» Estratto del documento:
-*-*-
Ponte Mammolo, se questo è abitare...
La baraccopoli di Ponte Mammolo a Roma
ROMA – Pareti di vecchie ante di armadi inchiodate una sull’altra, tettoie di nylon e plastica, baracche tenute insieme da reti di letti arrugginite recuperate dai cassonetti. Contro il cielo i cavi degli allacci abusivi alla corrente elettrica, qua e là parabole e sugli alberi i segni dell’ultimo incendio. Un paio di donne scambiano due parole mentre aspettano il proprio turno per riempire le taniche d’acqua all’unico rubinetto appeso a un tubo nero di plastica che spunta dagli alberi dietro le baracche. Poco distante un ragazzo si fa la barba, davanti a uno specchio inchiodato a vecchi pannelli di legno, mentre due gatti fanno le fusa su una vecchia cassa usata come tavolino in quello che d’estate potrebbe essere un giardino. Redattore sociale ha visitato una delle tante favelas di Roma, a Ponte Mammolo, per scoprire le condizioni di vita delle 80 persone che vi abitano, a due passi dalla stazione della metropolitana, dietro il capolinea degli autobus. Baracche di fortuna, separate dagli sguardi degli automobilisti da un doppio giro di alberi tutto intorno, ma sotto il costante sguardo curioso e indispettito degli inquilini dei piani alti dei palazzoni che si ergono intorno. Sono soprattutto uomini, ma non mancano donne con bambini e interi nuclei familiari. Due le nazionalità principali: eritrei, una cinquantina di persone, ed ucraini, circa 30. D’estate convivono con le zanzare e d’inverno fanno i conti con il freddo. Qui non c’è riscaldamento né elettricità, salvo qualche allaccio abusivo. Si rimedia con le candele e con qualche coperta in più per il freddo. I bagni sono due per tutto il campo, la doccia si fa con i secchi dell’acqua presa da una fontana vicina.
-*-*-
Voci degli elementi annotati
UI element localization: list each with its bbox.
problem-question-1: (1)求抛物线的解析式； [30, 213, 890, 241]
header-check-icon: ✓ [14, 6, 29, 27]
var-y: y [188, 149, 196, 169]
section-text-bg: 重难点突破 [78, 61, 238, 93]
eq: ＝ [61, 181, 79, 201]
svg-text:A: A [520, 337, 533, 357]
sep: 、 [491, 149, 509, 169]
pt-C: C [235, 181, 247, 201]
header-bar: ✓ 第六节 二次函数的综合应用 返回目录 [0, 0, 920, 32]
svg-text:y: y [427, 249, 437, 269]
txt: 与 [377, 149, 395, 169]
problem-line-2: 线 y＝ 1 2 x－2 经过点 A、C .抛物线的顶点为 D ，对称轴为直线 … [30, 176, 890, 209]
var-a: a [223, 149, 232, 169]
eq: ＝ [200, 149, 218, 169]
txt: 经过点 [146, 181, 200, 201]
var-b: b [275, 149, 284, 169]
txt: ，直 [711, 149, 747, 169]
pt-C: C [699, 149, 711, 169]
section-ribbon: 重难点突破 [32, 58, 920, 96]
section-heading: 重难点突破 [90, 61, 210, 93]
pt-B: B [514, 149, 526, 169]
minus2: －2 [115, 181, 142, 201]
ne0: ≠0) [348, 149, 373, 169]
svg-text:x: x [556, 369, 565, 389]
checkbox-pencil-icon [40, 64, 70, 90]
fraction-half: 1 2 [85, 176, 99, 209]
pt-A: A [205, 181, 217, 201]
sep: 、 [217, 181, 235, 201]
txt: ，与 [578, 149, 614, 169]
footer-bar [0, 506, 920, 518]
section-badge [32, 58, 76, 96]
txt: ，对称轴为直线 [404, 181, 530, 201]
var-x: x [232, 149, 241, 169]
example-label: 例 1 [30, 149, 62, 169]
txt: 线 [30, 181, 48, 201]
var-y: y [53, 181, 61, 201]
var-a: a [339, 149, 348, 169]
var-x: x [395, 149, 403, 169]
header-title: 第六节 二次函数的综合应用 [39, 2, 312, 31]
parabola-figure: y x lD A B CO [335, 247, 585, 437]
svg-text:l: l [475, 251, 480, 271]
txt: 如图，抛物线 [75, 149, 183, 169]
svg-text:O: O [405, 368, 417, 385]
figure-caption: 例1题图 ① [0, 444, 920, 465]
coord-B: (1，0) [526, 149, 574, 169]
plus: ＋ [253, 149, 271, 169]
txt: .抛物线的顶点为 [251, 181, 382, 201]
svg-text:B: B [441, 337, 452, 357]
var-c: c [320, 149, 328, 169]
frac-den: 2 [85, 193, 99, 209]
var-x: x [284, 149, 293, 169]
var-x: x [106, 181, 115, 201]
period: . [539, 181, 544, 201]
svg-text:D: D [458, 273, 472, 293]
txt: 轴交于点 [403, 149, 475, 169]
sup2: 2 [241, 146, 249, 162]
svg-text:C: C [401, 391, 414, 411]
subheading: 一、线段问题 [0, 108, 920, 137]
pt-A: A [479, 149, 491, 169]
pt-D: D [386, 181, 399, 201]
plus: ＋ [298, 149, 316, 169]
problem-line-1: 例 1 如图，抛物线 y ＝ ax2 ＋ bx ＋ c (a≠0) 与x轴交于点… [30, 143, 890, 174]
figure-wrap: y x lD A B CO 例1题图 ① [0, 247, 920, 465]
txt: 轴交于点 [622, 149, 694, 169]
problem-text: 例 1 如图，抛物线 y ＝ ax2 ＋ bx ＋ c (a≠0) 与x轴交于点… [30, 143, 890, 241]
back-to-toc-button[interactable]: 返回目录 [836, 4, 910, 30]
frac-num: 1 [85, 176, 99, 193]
-*-*-
» Compiti da svolgere:
a – Riproduci senza alcuna modifica il tratto dei record che va dall'inizio fino alla riga che contiene "txt: 与 [377, 149, 395, 169]", inclusa.
b – Prosegui l'articolo sulla baraccopoli di Ponte Mammolo a partire dalla sua ultima frase.
L'articolo e i record non hanno alcun legame tra loro.

» Risultati per compito:
a –
UI element localization: list each with its bbox.
problem-question-1: (1)求抛物线的解析式； [30, 213, 890, 241]
header-check-icon: ✓ [14, 6, 29, 27]
var-y: y [188, 149, 196, 169]
section-text-bg: 重难点突破 [78, 61, 238, 93]
eq: ＝ [61, 181, 79, 201]
svg-text:A: A [520, 337, 533, 357]
sep: 、 [491, 149, 509, 169]
pt-C: C [235, 181, 247, 201]
header-bar: ✓ 第六节 二次函数的综合应用 返回目录 [0, 0, 920, 32]
svg-text:y: y [427, 249, 437, 269]
txt: 与 [377, 149, 395, 169]

b –
Zerit è un rifugiato politico. È fuggito dall’Eritrea dopo aver abbandonato l’esercito in guerra con l’Etiopia. In Italia è arrivato nel 2003. Qui vive da due anni. Ha i documenti in regola, ma da due anni non riesce a trovare un lavoro stabile e quindi a permettersi una stanza nella capitale degli sfratti. Lavorava come facchino negli alberghi per una cooperativa di servizi, ha perso il lavoro, adesso sopravvive con piccoli commerci nelle bancarelle di amici. Come lui molti si appoggiano qui. Un signore rientra con il bambino piccolo, appena tornato da scuola. Non gli va di parlare. Ne hanno abbastanza dei giornalisti. Le baracche furono visitate anche dal vescovo ausiliare della diocesi di Roma, Ernesto Mandara, nel 2005. Ma niente è cambiato. Alcuni vivono qui da anni. C’è chi ha un permesso di soggiorno per motivi umanitari, chi è rifugiato e chi invece è senza nessun documento, specie tra gli ucraini. Altri invece sono appena arrivati, come Goitom, che è sbarcato a Lampedusa ad agosto e che qui ha trovato un tetto per quanto precario.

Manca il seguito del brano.